BRIEF:
Filter this material down to the lines that contain the string "lineages", and return those lines.

************

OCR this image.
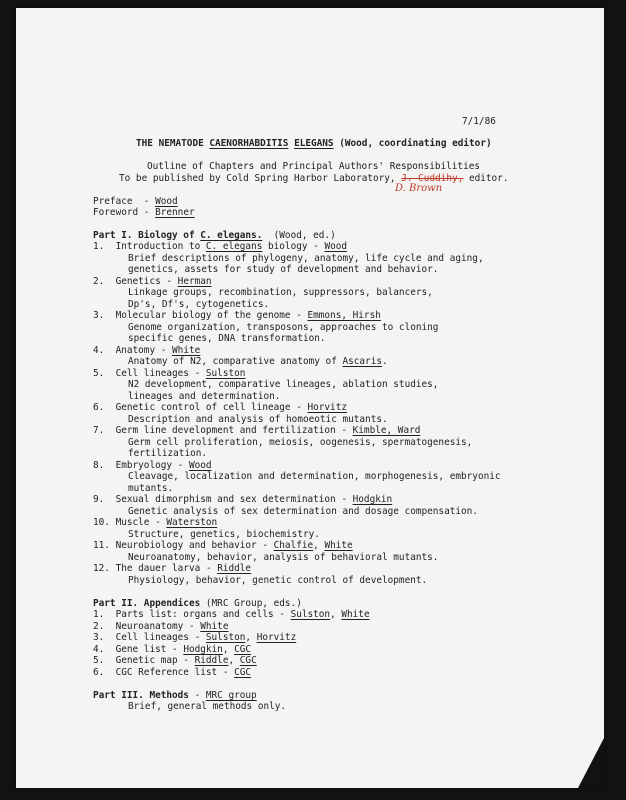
7/1/86
THE NEMATODE CAENORHABDITIS ELEGANS (Wood, coordinating editor)
Outline of Chapters and Principal Authors' Responsibilities
To be published by Cold Spring Harbor Laboratory, J. Cuddihy, editor.
D. Brown
Preface  - Wood
Foreword - Brenner
Part I. Biology of C. elegans.  (Wood, ed.)
1.  Introduction to C. elegans biology - Wood
Brief descriptions of phylogeny, anatomy, life cycle and aging,
genetics, assets for study of development and behavior.
2.  Genetics - Herman
Linkage groups, recombination, suppressors, balancers,
Dp's, Df's, cytogenetics.
3.  Molecular biology of the genome - Emmons, Hirsh
Genome organization, transposons, approaches to cloning
specific genes, DNA transformation.
4.  Anatomy - White
Anatomy of N2, comparative anatomy of Ascaris.
5.  Cell lineages - Sulston
N2 development, comparative lineages, ablation studies,
lineages and determination.
6.  Genetic control of cell lineage - Horvitz
Description and analysis of homoeotic mutants.
7.  Germ line development and fertilization - Kimble, Ward
Germ cell proliferation, meiosis, oogenesis, spermatogenesis,
fertilization.
8.  Embryology - Wood
Cleavage, localization and determination, morphogenesis, embryonic
mutants.
9.  Sexual dimorphism and sex determination - Hodgkin
Genetic analysis of sex determination and dosage compensation.
10. Muscle - Waterston
Structure, genetics, biochemistry.
11. Neurobiology and behavior - Chalfie, White
Neuroanatomy, behavior, analysis of behavioral mutants.
12. The dauer larva - Riddle
Physiology, behavior, genetic control of development.
Part II. Appendices (MRC Group, eds.)
1.  Parts list: organs and cells - Sulston, White
2.  Neuroanatomy - White
3.  Cell lineages - Sulston, Horvitz
4.  Gene list - Hodgkin, CGC
5.  Genetic map - Riddle, CGC
6.  CGC Reference list - CGC
Part III. Methods - MRC group
Brief, general methods only.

************

EXERCISE RESPONSE:
5.  Cell lineages - Sulston
N2 development, comparative lineages, ablation studies,
lineages and determination.
3.  Cell lineages - Sulston, Horvitz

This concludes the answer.